GIVEN EXERCISE: Quote only the lines from the one containing "Transcribe this image's" through the final line, both included, and omit the pictures.

DATA TO USE:

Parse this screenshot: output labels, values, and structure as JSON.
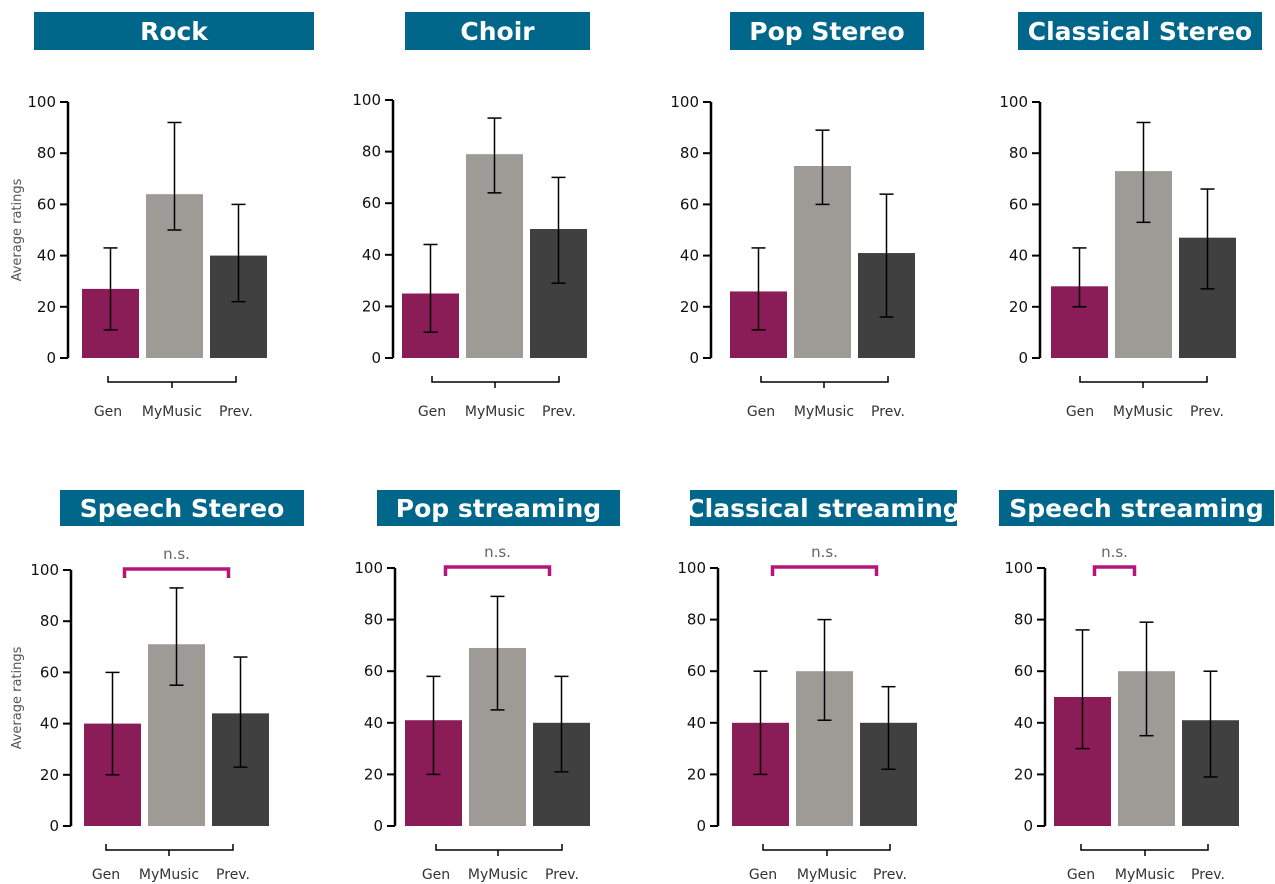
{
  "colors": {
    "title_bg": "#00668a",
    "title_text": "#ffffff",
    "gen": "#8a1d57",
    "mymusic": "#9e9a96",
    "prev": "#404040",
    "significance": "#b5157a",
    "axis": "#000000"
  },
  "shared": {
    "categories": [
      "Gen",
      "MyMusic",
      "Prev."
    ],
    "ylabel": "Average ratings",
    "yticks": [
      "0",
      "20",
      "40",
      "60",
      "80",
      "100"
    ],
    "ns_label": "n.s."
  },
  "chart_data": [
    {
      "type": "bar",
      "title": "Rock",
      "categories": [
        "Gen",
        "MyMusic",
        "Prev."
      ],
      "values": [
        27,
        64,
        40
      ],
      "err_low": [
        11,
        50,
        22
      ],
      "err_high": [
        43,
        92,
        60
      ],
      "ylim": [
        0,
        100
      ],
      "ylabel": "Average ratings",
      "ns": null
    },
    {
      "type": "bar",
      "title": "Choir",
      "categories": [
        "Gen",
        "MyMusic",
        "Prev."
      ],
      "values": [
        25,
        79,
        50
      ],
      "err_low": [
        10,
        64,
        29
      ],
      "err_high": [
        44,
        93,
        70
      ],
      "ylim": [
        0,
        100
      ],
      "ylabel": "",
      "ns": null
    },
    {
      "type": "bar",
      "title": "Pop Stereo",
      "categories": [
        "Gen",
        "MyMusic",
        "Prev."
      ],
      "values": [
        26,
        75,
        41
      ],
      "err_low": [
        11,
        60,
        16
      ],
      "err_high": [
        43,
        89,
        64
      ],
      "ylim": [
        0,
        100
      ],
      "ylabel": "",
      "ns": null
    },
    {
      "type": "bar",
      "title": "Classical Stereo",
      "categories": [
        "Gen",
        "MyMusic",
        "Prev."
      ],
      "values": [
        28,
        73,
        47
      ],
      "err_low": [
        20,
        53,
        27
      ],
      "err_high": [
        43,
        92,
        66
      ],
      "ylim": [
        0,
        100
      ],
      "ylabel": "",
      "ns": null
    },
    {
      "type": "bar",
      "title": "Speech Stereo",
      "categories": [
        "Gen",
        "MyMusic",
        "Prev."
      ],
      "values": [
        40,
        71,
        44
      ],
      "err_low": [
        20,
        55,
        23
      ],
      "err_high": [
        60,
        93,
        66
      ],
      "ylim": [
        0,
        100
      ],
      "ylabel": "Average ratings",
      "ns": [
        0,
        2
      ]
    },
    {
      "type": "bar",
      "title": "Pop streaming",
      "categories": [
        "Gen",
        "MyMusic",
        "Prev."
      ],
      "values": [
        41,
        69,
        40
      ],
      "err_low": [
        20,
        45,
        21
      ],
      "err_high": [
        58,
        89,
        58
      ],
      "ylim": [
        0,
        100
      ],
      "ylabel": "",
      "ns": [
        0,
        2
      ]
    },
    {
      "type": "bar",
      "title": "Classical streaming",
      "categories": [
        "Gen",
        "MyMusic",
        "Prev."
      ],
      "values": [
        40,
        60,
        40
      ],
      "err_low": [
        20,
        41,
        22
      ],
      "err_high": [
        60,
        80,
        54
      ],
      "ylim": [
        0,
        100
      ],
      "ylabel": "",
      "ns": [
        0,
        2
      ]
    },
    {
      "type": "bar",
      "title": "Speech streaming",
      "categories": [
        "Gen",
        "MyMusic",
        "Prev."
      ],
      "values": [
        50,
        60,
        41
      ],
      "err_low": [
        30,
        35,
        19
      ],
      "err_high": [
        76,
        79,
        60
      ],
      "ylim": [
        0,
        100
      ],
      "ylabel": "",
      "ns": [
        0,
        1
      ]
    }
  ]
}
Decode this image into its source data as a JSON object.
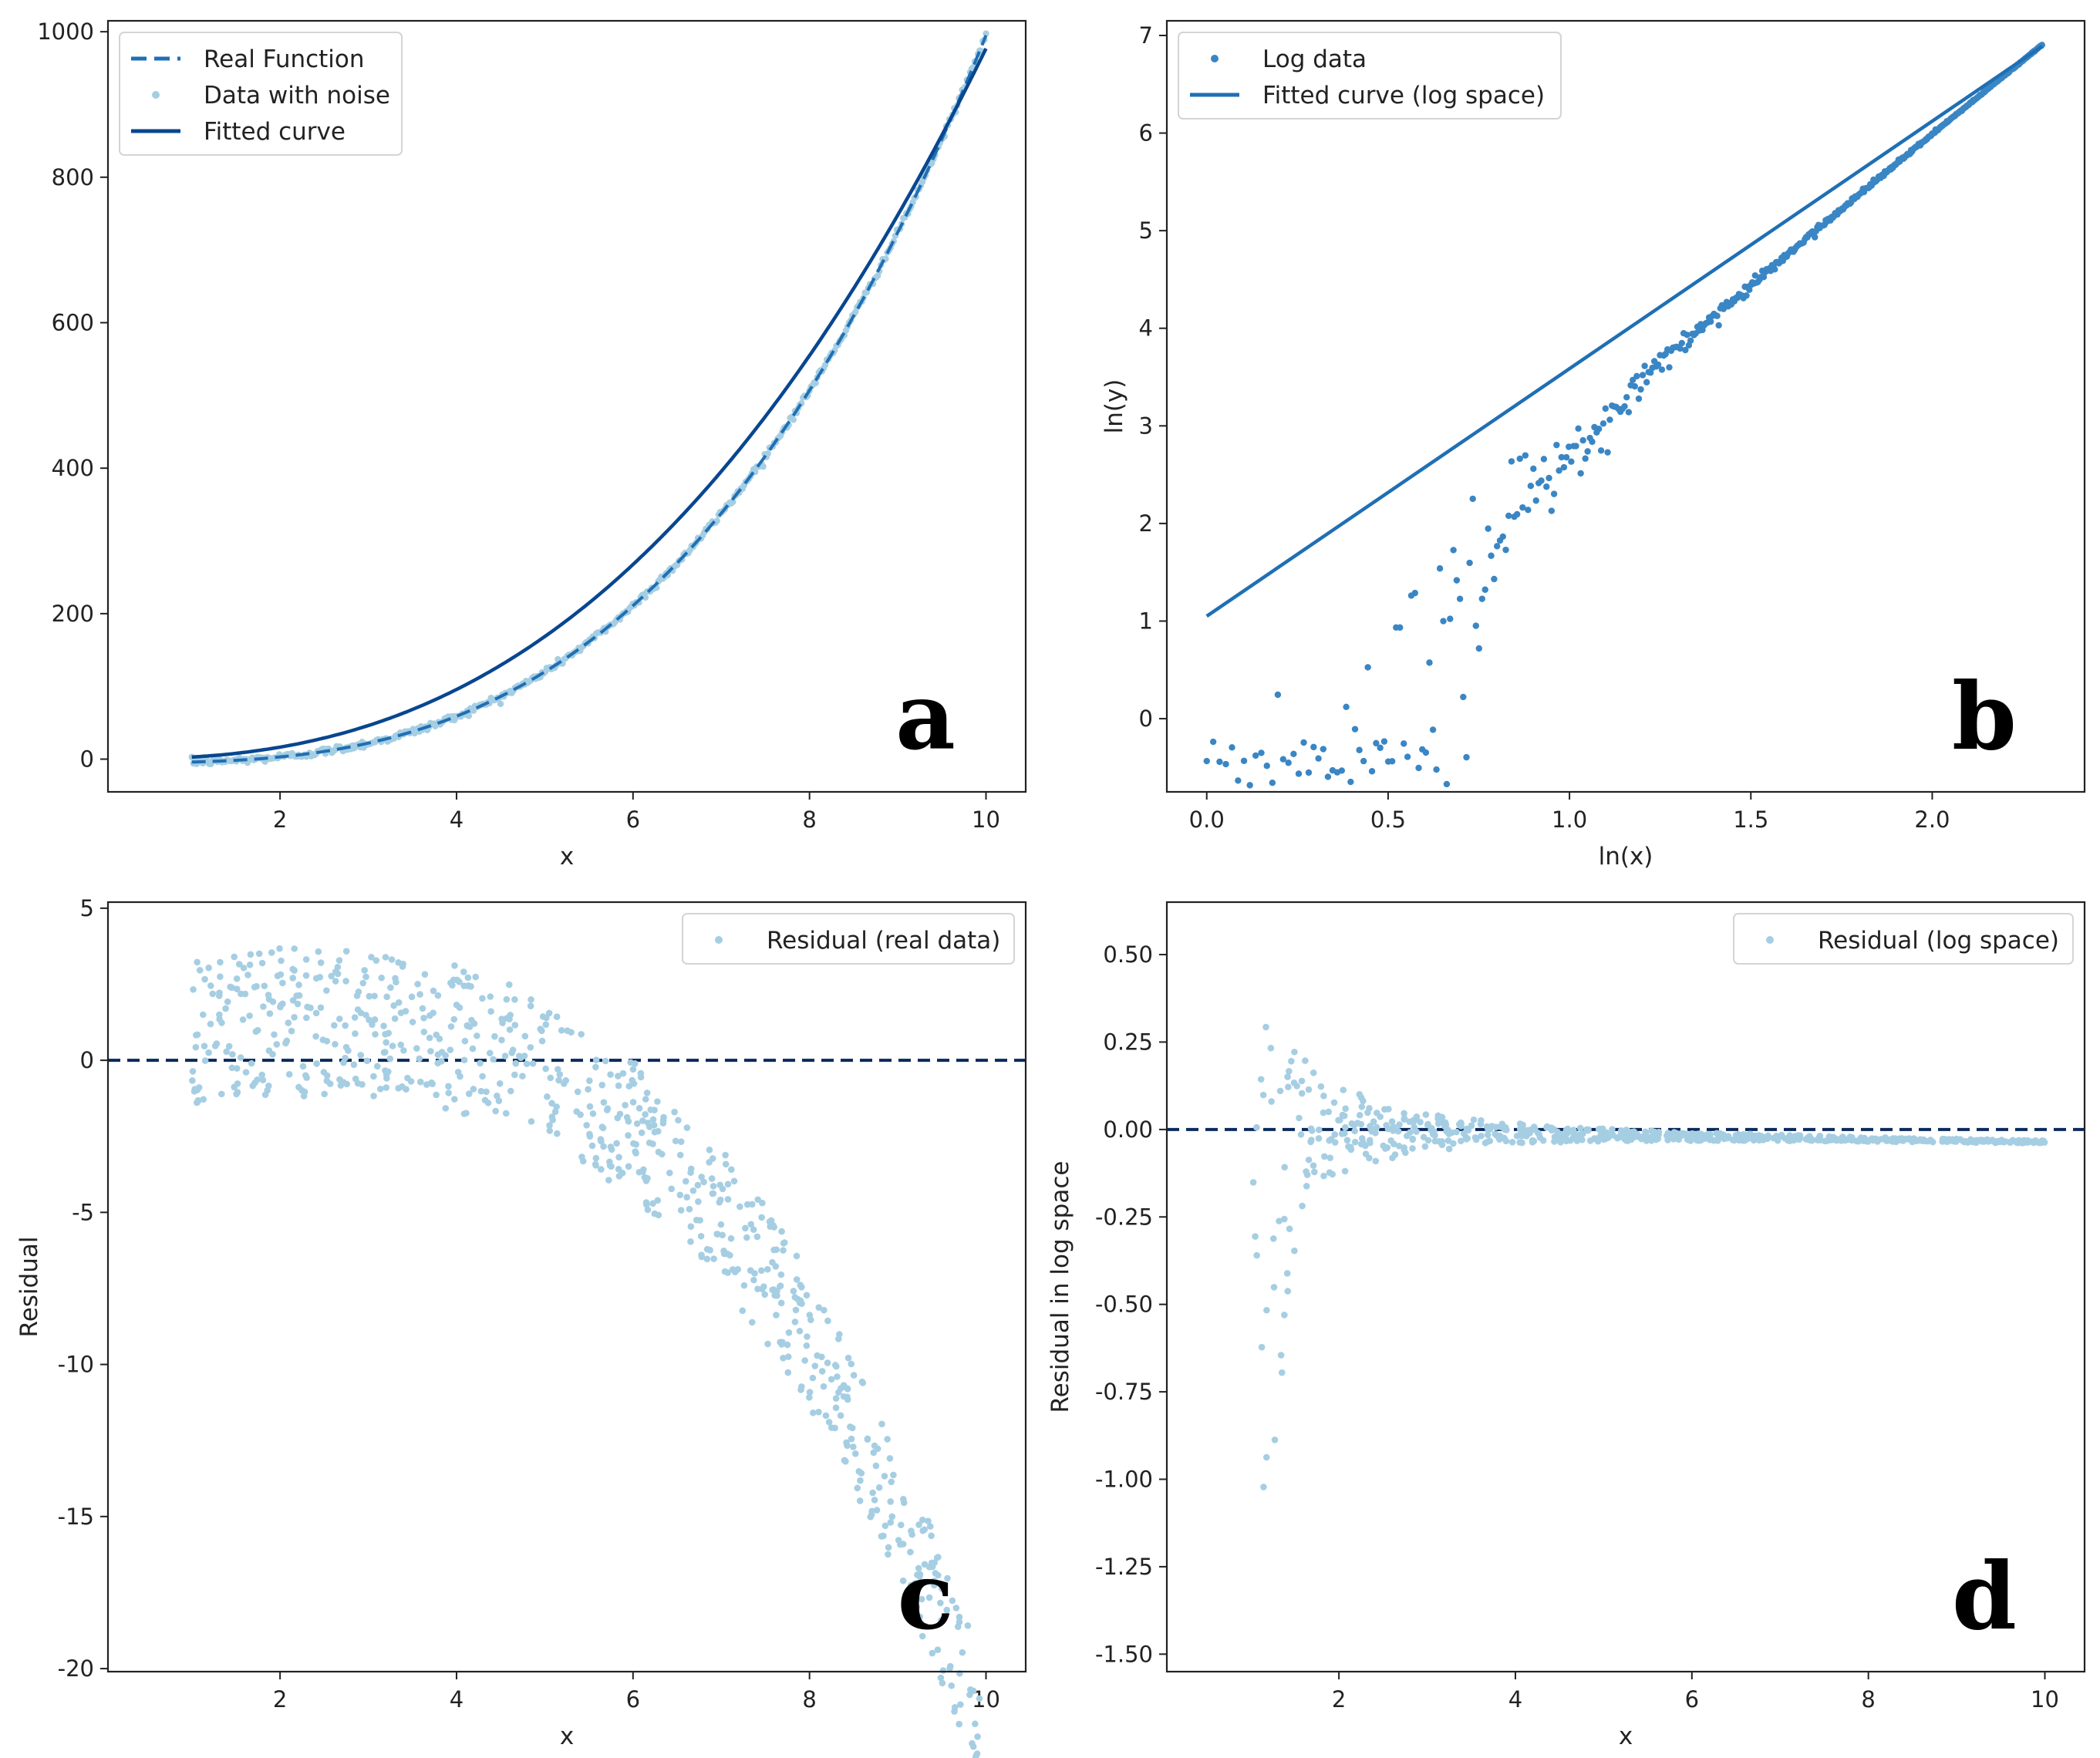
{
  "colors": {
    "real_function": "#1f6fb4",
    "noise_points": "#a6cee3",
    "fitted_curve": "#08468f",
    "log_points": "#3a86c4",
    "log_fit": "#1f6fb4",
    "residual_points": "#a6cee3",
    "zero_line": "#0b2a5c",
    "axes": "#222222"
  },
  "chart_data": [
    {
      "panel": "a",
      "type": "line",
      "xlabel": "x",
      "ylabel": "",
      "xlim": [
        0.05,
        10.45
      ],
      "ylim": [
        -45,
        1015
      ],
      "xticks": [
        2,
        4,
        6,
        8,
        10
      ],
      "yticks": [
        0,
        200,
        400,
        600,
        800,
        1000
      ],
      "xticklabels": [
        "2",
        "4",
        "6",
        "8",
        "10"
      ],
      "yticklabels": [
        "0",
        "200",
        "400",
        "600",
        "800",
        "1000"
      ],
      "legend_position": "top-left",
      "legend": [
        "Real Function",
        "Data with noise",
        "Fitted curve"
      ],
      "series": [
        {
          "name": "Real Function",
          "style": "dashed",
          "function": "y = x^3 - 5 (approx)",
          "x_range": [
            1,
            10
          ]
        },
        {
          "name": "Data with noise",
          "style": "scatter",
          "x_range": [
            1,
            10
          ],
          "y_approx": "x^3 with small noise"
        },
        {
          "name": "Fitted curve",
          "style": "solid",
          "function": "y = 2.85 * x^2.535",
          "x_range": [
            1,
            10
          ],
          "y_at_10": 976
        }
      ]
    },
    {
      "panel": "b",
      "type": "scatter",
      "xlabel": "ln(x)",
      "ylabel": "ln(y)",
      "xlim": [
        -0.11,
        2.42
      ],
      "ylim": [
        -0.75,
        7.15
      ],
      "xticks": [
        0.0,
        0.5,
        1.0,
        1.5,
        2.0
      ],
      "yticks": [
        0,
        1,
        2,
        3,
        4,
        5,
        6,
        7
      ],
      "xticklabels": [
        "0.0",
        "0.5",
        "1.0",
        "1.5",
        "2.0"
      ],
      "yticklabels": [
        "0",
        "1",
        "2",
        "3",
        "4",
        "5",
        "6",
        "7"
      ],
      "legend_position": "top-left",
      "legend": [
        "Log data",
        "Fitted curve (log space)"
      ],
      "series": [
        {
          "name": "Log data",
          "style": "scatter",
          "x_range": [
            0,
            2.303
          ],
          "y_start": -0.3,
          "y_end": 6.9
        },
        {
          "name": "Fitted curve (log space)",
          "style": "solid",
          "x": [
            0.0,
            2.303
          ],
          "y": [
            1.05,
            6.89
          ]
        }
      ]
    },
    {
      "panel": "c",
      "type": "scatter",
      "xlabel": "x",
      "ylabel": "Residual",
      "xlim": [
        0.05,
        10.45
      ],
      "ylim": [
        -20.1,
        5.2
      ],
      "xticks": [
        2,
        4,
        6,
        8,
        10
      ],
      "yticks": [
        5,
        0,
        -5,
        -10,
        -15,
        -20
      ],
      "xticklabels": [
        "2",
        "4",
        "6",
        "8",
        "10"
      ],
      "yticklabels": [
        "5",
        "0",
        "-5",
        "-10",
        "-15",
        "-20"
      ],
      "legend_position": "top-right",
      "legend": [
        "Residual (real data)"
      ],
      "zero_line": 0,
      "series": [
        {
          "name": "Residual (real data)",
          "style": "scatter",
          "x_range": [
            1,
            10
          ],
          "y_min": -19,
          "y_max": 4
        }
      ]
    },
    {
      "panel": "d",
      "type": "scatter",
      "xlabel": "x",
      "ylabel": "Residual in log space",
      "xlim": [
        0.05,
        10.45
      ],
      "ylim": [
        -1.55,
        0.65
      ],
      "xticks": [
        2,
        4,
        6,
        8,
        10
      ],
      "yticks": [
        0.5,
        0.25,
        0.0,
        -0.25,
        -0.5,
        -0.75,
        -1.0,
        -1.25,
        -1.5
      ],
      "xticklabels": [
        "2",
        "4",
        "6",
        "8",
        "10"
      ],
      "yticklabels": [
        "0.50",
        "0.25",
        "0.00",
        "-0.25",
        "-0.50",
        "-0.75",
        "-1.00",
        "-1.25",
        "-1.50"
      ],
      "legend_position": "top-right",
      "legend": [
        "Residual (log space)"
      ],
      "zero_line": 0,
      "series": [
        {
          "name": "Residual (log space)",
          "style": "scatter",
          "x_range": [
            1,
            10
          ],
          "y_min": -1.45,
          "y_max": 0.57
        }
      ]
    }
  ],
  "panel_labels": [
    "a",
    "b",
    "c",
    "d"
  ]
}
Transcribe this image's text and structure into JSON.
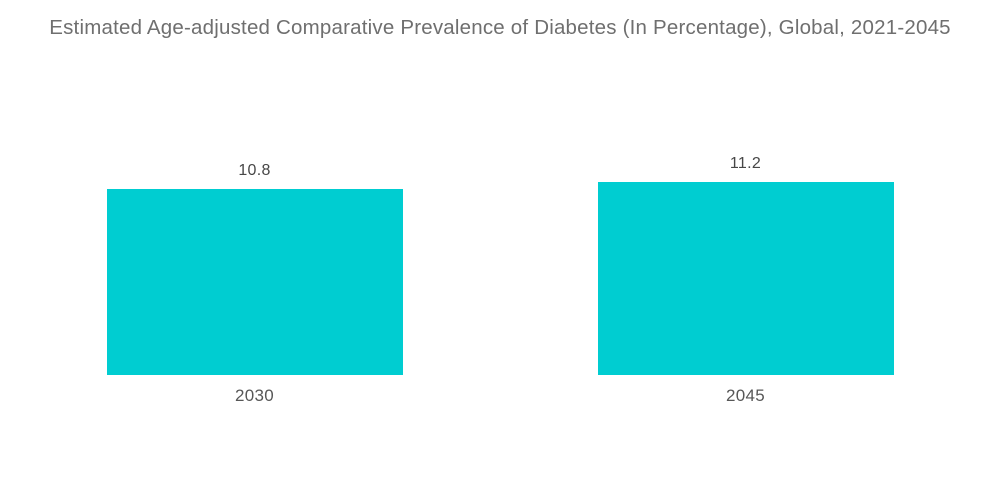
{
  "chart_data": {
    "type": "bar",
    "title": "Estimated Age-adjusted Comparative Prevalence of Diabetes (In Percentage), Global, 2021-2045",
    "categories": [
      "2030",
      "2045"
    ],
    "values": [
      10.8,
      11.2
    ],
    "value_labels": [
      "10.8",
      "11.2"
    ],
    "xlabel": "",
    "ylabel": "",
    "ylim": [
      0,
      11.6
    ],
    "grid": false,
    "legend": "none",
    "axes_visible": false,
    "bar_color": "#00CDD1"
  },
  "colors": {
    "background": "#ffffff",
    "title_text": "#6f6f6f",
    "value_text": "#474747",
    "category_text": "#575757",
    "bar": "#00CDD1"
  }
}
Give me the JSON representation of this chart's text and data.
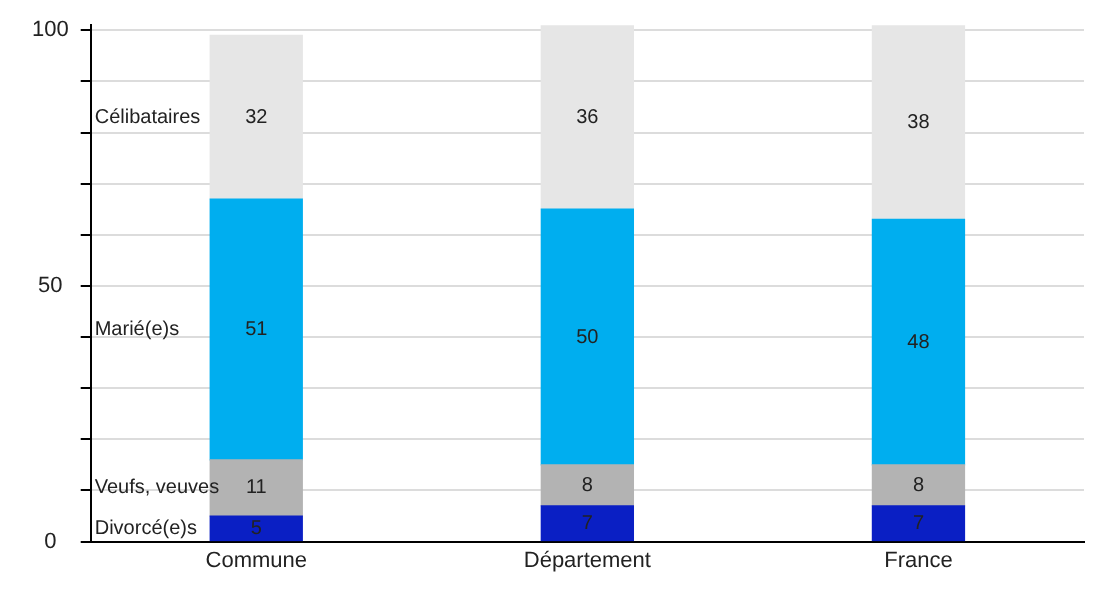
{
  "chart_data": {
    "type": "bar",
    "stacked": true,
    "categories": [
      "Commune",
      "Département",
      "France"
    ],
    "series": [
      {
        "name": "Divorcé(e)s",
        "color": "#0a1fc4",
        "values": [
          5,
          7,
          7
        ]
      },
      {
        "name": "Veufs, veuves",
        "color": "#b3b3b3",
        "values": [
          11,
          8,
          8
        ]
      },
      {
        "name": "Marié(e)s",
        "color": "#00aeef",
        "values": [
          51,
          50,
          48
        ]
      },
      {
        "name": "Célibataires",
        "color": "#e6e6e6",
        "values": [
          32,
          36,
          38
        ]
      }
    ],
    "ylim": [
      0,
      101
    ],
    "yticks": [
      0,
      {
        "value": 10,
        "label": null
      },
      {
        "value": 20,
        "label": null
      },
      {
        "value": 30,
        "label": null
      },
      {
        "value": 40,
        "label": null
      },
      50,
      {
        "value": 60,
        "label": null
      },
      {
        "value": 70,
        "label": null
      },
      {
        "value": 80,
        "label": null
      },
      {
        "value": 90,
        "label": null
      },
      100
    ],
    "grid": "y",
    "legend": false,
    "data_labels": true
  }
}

ANSWER IN FULL:
Transcribe this image's text and structure into JSON.
{
  "chart_data": {
    "type": "bar",
    "title": "Estimated Age-adjusted Comparative Prevalence of Diabetes (In Percentage), Global, 2021-2045",
    "categories": [
      "2030",
      "2045"
    ],
    "values": [
      10.8,
      11.2
    ],
    "value_labels": [
      "10.8",
      "11.2"
    ],
    "xlabel": "",
    "ylabel": "",
    "ylim": [
      0,
      11.6
    ],
    "grid": false,
    "legend": "none",
    "axes_visible": false,
    "bar_color": "#00CDD1"
  },
  "colors": {
    "background": "#ffffff",
    "title_text": "#6f6f6f",
    "value_text": "#474747",
    "category_text": "#575757",
    "bar": "#00CDD1"
  }
}
Give me the JSON representation of this chart's text and data.
{
  "chart_data": {
    "type": "bar",
    "stacked": true,
    "categories": [
      "Commune",
      "Département",
      "France"
    ],
    "series": [
      {
        "name": "Divorcé(e)s",
        "color": "#0a1fc4",
        "values": [
          5,
          7,
          7
        ]
      },
      {
        "name": "Veufs, veuves",
        "color": "#b3b3b3",
        "values": [
          11,
          8,
          8
        ]
      },
      {
        "name": "Marié(e)s",
        "color": "#00aeef",
        "values": [
          51,
          50,
          48
        ]
      },
      {
        "name": "Célibataires",
        "color": "#e6e6e6",
        "values": [
          32,
          36,
          38
        ]
      }
    ],
    "ylim": [
      0,
      101
    ],
    "yticks": [
      0,
      {
        "value": 10,
        "label": null
      },
      {
        "value": 20,
        "label": null
      },
      {
        "value": 30,
        "label": null
      },
      {
        "value": 40,
        "label": null
      },
      50,
      {
        "value": 60,
        "label": null
      },
      {
        "value": 70,
        "label": null
      },
      {
        "value": 80,
        "label": null
      },
      {
        "value": 90,
        "label": null
      },
      100
    ],
    "grid": "y",
    "legend": false,
    "data_labels": true
  }
}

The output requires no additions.